▶ _Problem to solve_: Write out each line of the listing as it stands, without the images.

▶ _Dataset extract_:
--- --- ---
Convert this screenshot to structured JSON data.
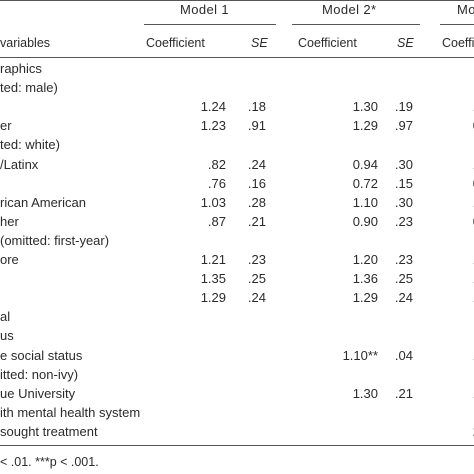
{
  "table": {
    "model_headers": [
      "Model 1",
      "Model 2*",
      "Mo"
    ],
    "col_headers": {
      "variables": "variables",
      "coef1": "Coefficient",
      "se1": "SE",
      "coef2": "Coefficient",
      "se2": "SE",
      "coef3": "Coefficie"
    },
    "rows": [
      {
        "label": "raphics",
        "m1c": "",
        "m1s": "",
        "m2c": "",
        "m2s": "",
        "m3": ""
      },
      {
        "label": "ted: male)",
        "m1c": "",
        "m1s": "",
        "m2c": "",
        "m2s": "",
        "m3": ""
      },
      {
        "label": "",
        "m1c": "1.24",
        "m1s": ".18",
        "m2c": "1.30",
        "m2s": ".19",
        "m3": "1"
      },
      {
        "label": "er",
        "m1c": "1.23",
        "m1s": ".91",
        "m2c": "1.29",
        "m2s": ".97",
        "m3": "0"
      },
      {
        "label": "ted: white)",
        "m1c": "",
        "m1s": "",
        "m2c": "",
        "m2s": "",
        "m3": ""
      },
      {
        "label": "/Latinx",
        "m1c": ".82",
        "m1s": ".24",
        "m2c": "0.94",
        "m2s": ".30",
        "m3": "1"
      },
      {
        "label": "",
        "m1c": ".76",
        "m1s": ".16",
        "m2c": "0.72",
        "m2s": ".15",
        "m3": "0"
      },
      {
        "label": "rican American",
        "m1c": "1.03",
        "m1s": ".28",
        "m2c": "1.10",
        "m2s": ".30",
        "m3": "1"
      },
      {
        "label": "her",
        "m1c": ".87",
        "m1s": ".21",
        "m2c": "0.90",
        "m2s": ".23",
        "m3": "0"
      },
      {
        "label": "(omitted: first-year)",
        "m1c": "",
        "m1s": "",
        "m2c": "",
        "m2s": "",
        "m3": ""
      },
      {
        "label": "ore",
        "m1c": "1.21",
        "m1s": ".23",
        "m2c": "1.20",
        "m2s": ".23",
        "m3": "1"
      },
      {
        "label": "",
        "m1c": "1.35",
        "m1s": ".25",
        "m2c": "1.36",
        "m2s": ".25",
        "m3": "1"
      },
      {
        "label": "",
        "m1c": "1.29",
        "m1s": ".24",
        "m2c": "1.29",
        "m2s": ".24",
        "m3": "1"
      },
      {
        "label": "al",
        "m1c": "",
        "m1s": "",
        "m2c": "",
        "m2s": "",
        "m3": ""
      },
      {
        "label": "us",
        "m1c": "",
        "m1s": "",
        "m2c": "",
        "m2s": "",
        "m3": ""
      },
      {
        "label": "e social status",
        "m1c": "",
        "m1s": "",
        "m2c": "1.10**",
        "m2s": ".04",
        "m3": "1"
      },
      {
        "label": "itted: non-ivy)",
        "m1c": "",
        "m1s": "",
        "m2c": "",
        "m2s": "",
        "m3": ""
      },
      {
        "label": "ue University",
        "m1c": "",
        "m1s": "",
        "m2c": "1.30",
        "m2s": ".21",
        "m3": "1"
      },
      {
        "label": "ith mental health system",
        "m1c": "",
        "m1s": "",
        "m2c": "",
        "m2s": "",
        "m3": ""
      },
      {
        "label": "sought treatment",
        "m1c": "",
        "m1s": "",
        "m2c": "",
        "m2s": "",
        "m3": "2"
      }
    ],
    "footnote": "< .01. ***p < .001."
  }
}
--- --- ---
▶ _Final answer_:
Convert this screenshot to structured JSON data.
{
  "table": {
    "model_headers": [
      "Model 1",
      "Model 2*",
      "Mo"
    ],
    "col_headers": {
      "variables": "variables",
      "coef1": "Coefficient",
      "se1": "SE",
      "coef2": "Coefficient",
      "se2": "SE",
      "coef3": "Coefficie"
    },
    "rows": [
      {
        "label": "raphics",
        "m1c": "",
        "m1s": "",
        "m2c": "",
        "m2s": "",
        "m3": ""
      },
      {
        "label": "ted: male)",
        "m1c": "",
        "m1s": "",
        "m2c": "",
        "m2s": "",
        "m3": ""
      },
      {
        "label": "",
        "m1c": "1.24",
        "m1s": ".18",
        "m2c": "1.30",
        "m2s": ".19",
        "m3": "1"
      },
      {
        "label": "er",
        "m1c": "1.23",
        "m1s": ".91",
        "m2c": "1.29",
        "m2s": ".97",
        "m3": "0"
      },
      {
        "label": "ted: white)",
        "m1c": "",
        "m1s": "",
        "m2c": "",
        "m2s": "",
        "m3": ""
      },
      {
        "label": "/Latinx",
        "m1c": ".82",
        "m1s": ".24",
        "m2c": "0.94",
        "m2s": ".30",
        "m3": "1"
      },
      {
        "label": "",
        "m1c": ".76",
        "m1s": ".16",
        "m2c": "0.72",
        "m2s": ".15",
        "m3": "0"
      },
      {
        "label": "rican American",
        "m1c": "1.03",
        "m1s": ".28",
        "m2c": "1.10",
        "m2s": ".30",
        "m3": "1"
      },
      {
        "label": "her",
        "m1c": ".87",
        "m1s": ".21",
        "m2c": "0.90",
        "m2s": ".23",
        "m3": "0"
      },
      {
        "label": "(omitted: first-year)",
        "m1c": "",
        "m1s": "",
        "m2c": "",
        "m2s": "",
        "m3": ""
      },
      {
        "label": "ore",
        "m1c": "1.21",
        "m1s": ".23",
        "m2c": "1.20",
        "m2s": ".23",
        "m3": "1"
      },
      {
        "label": "",
        "m1c": "1.35",
        "m1s": ".25",
        "m2c": "1.36",
        "m2s": ".25",
        "m3": "1"
      },
      {
        "label": "",
        "m1c": "1.29",
        "m1s": ".24",
        "m2c": "1.29",
        "m2s": ".24",
        "m3": "1"
      },
      {
        "label": "al",
        "m1c": "",
        "m1s": "",
        "m2c": "",
        "m2s": "",
        "m3": ""
      },
      {
        "label": "us",
        "m1c": "",
        "m1s": "",
        "m2c": "",
        "m2s": "",
        "m3": ""
      },
      {
        "label": "e social status",
        "m1c": "",
        "m1s": "",
        "m2c": "1.10**",
        "m2s": ".04",
        "m3": "1"
      },
      {
        "label": "itted: non-ivy)",
        "m1c": "",
        "m1s": "",
        "m2c": "",
        "m2s": "",
        "m3": ""
      },
      {
        "label": "ue University",
        "m1c": "",
        "m1s": "",
        "m2c": "1.30",
        "m2s": ".21",
        "m3": "1"
      },
      {
        "label": "ith mental health system",
        "m1c": "",
        "m1s": "",
        "m2c": "",
        "m2s": "",
        "m3": ""
      },
      {
        "label": "sought treatment",
        "m1c": "",
        "m1s": "",
        "m2c": "",
        "m2s": "",
        "m3": "2"
      }
    ],
    "footnote": "< .01. ***p < .001."
  }
}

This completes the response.